═══ Recorded data ═══

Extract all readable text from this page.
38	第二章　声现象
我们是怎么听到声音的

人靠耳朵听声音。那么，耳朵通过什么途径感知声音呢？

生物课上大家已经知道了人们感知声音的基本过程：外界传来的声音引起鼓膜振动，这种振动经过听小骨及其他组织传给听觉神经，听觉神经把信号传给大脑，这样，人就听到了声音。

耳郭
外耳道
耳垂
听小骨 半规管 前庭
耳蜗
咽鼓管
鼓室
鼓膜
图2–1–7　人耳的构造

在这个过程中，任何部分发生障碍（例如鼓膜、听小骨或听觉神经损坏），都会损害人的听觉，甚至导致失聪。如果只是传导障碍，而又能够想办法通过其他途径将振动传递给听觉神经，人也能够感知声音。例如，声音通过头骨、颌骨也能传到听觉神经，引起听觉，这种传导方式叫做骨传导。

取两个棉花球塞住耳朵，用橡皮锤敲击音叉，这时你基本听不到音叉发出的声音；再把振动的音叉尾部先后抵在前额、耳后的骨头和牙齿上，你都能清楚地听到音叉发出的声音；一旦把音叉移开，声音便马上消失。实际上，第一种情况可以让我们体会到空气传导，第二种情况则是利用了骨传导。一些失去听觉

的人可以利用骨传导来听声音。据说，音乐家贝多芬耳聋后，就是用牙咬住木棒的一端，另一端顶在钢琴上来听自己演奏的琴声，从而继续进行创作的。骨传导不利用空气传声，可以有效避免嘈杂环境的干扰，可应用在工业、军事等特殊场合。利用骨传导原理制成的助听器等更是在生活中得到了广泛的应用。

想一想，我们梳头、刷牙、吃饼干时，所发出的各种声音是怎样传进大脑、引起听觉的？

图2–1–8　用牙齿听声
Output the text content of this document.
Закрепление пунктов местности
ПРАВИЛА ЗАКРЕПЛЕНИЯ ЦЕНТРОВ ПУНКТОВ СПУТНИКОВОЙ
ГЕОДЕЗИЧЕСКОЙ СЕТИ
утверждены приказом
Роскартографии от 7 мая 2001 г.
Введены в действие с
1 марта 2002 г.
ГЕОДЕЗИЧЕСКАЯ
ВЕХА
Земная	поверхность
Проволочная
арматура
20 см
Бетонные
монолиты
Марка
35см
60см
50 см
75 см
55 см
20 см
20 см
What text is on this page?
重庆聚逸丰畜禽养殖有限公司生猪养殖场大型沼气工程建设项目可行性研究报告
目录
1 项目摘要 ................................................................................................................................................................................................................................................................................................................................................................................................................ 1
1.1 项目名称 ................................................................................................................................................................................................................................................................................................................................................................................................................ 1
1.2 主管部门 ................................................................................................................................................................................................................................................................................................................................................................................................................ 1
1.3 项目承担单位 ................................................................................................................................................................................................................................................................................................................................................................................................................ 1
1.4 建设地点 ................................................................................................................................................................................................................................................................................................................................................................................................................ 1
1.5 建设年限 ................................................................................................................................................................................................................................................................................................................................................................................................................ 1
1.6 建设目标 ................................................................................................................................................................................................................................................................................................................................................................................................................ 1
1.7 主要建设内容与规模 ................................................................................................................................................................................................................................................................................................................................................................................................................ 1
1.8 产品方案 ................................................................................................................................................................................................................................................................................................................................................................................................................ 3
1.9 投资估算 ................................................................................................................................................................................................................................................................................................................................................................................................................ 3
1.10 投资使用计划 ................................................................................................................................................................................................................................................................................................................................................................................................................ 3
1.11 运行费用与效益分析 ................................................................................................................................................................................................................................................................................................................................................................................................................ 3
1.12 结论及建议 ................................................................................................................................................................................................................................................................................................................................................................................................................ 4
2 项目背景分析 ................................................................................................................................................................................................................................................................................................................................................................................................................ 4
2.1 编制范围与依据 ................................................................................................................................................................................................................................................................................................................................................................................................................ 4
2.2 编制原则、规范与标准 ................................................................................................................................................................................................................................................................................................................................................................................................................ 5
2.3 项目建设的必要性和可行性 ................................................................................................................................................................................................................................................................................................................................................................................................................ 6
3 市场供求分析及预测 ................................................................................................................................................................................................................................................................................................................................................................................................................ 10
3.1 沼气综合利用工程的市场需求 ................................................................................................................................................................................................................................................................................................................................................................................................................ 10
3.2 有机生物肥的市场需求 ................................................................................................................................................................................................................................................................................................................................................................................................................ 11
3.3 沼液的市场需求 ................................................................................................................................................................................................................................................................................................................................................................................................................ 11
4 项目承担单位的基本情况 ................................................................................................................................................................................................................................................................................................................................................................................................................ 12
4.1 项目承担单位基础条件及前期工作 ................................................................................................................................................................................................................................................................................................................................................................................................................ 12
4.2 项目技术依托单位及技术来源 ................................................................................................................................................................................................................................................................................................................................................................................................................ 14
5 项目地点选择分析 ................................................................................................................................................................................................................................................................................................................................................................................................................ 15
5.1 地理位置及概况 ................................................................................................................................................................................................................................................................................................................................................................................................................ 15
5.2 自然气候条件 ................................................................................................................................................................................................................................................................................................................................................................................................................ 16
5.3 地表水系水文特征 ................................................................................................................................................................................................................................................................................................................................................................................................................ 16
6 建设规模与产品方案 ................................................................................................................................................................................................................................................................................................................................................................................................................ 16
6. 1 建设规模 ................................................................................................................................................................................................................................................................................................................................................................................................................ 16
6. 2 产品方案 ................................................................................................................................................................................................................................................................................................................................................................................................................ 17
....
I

═══

◆ The problem: Restate each of the entries above verbatim.

◆ Result of the task:
Extract all readable text from this page.
38	第二章　声现象
我们是怎么听到声音的

人靠耳朵听声音。那么，耳朵通过什么途径感知声音呢？

生物课上大家已经知道了人们感知声音的基本过程：外界传来的声音引起鼓膜振动，这种振动经过听小骨及其他组织传给听觉神经，听觉神经把信号传给大脑，这样，人就听到了声音。

耳郭
外耳道
耳垂
听小骨 半规管 前庭
耳蜗
咽鼓管
鼓室
鼓膜
图2–1–7　人耳的构造

在这个过程中，任何部分发生障碍（例如鼓膜、听小骨或听觉神经损坏），都会损害人的听觉，甚至导致失聪。如果只是传导障碍，而又能够想办法通过其他途径将振动传递给听觉神经，人也能够感知声音。例如，声音通过头骨、颌骨也能传到听觉神经，引起听觉，这种传导方式叫做骨传导。

取两个棉花球塞住耳朵，用橡皮锤敲击音叉，这时你基本听不到音叉发出的声音；再把振动的音叉尾部先后抵在前额、耳后的骨头和牙齿上，你都能清楚地听到音叉发出的声音；一旦把音叉移开，声音便马上消失。实际上，第一种情况可以让我们体会到空气传导，第二种情况则是利用了骨传导。一些失去听觉

的人可以利用骨传导来听声音。据说，音乐家贝多芬耳聋后，就是用牙咬住木棒的一端，另一端顶在钢琴上来听自己演奏的琴声，从而继续进行创作的。骨传导不利用空气传声，可以有效避免嘈杂环境的干扰，可应用在工业、军事等特殊场合。利用骨传导原理制成的助听器等更是在生活中得到了广泛的应用。

想一想，我们梳头、刷牙、吃饼干时，所发出的各种声音是怎样传进大脑、引起听觉的？

图2–1–8　用牙齿听声
Output the text content of this document.
Закрепление пунктов местности
ПРАВИЛА ЗАКРЕПЛЕНИЯ ЦЕНТРОВ ПУНКТОВ СПУТНИКОВОЙ
ГЕОДЕЗИЧЕСКОЙ СЕТИ
утверждены приказом
Роскартографии от 7 мая 2001 г.
Введены в действие с
1 марта 2002 г.
ГЕОДЕЗИЧЕСКАЯ
ВЕХА
Земная	поверхность
Проволочная
арматура
20 см
Бетонные
монолиты
Марка
35см
60см
50 см
75 см
55 см
20 см
20 см
What text is on this page?
重庆聚逸丰畜禽养殖有限公司生猪养殖场大型沼气工程建设项目可行性研究报告
目录
1 项目摘要 ................................................................................................................................................................................................................................................................................................................................................................................................................ 1
1.1 项目名称 ................................................................................................................................................................................................................................................................................................................................................................................................................ 1
1.2 主管部门 ................................................................................................................................................................................................................................................................................................................................................................................................................ 1
1.3 项目承担单位 ................................................................................................................................................................................................................................................................................................................................................................................................................ 1
1.4 建设地点 ................................................................................................................................................................................................................................................................................................................................................................................................................ 1
1.5 建设年限 ................................................................................................................................................................................................................................................................................................................................................................................................................ 1
1.6 建设目标 ................................................................................................................................................................................................................................................................................................................................................................................................................ 1
1.7 主要建设内容与规模 ................................................................................................................................................................................................................................................................................................................................................................................................................ 1
1.8 产品方案 ................................................................................................................................................................................................................................................................................................................................................................................................................ 3
1.9 投资估算 ................................................................................................................................................................................................................................................................................................................................................................................................................ 3
1.10 投资使用计划 ................................................................................................................................................................................................................................................................................................................................................................................................................ 3
1.11 运行费用与效益分析 ................................................................................................................................................................................................................................................................................................................................................................................................................ 3
1.12 结论及建议 ................................................................................................................................................................................................................................................................................................................................................................................................................ 4
2 项目背景分析 ................................................................................................................................................................................................................................................................................................................................................................................................................ 4
2.1 编制范围与依据 ................................................................................................................................................................................................................................................................................................................................................................................................................ 4
2.2 编制原则、规范与标准 ................................................................................................................................................................................................................................................................................................................................................................................................................ 5
2.3 项目建设的必要性和可行性 ................................................................................................................................................................................................................................................................................................................................................................................................................ 6
3 市场供求分析及预测 ................................................................................................................................................................................................................................................................................................................................................................................................................ 10
3.1 沼气综合利用工程的市场需求 ................................................................................................................................................................................................................................................................................................................................................................................................................ 10
3.2 有机生物肥的市场需求 ................................................................................................................................................................................................................................................................................................................................................................................................................ 11
3.3 沼液的市场需求 ................................................................................................................................................................................................................................................................................................................................................................................................................ 11
4 项目承担单位的基本情况 ................................................................................................................................................................................................................................................................................................................................................................................................................ 12
4.1 项目承担单位基础条件及前期工作 ................................................................................................................................................................................................................................................................................................................................................................................................................ 12
4.2 项目技术依托单位及技术来源 ................................................................................................................................................................................................................................................................................................................................................................................................................ 14
5 项目地点选择分析 ................................................................................................................................................................................................................................................................................................................................................................................................................ 15
5.1 地理位置及概况 ................................................................................................................................................................................................................................................................................................................................................................................................................ 15
5.2 自然气候条件 ................................................................................................................................................................................................................................................................................................................................................................................................................ 16
5.3 地表水系水文特征 ................................................................................................................................................................................................................................................................................................................................................................................................................ 16
6 建设规模与产品方案 ................................................................................................................................................................................................................................................................................................................................................................................................................ 16
6. 1 建设规模 ................................................................................................................................................................................................................................................................................................................................................................................................................ 16
6. 2 产品方案 ................................................................................................................................................................................................................................................................................................................................................................................................................ 17
....
I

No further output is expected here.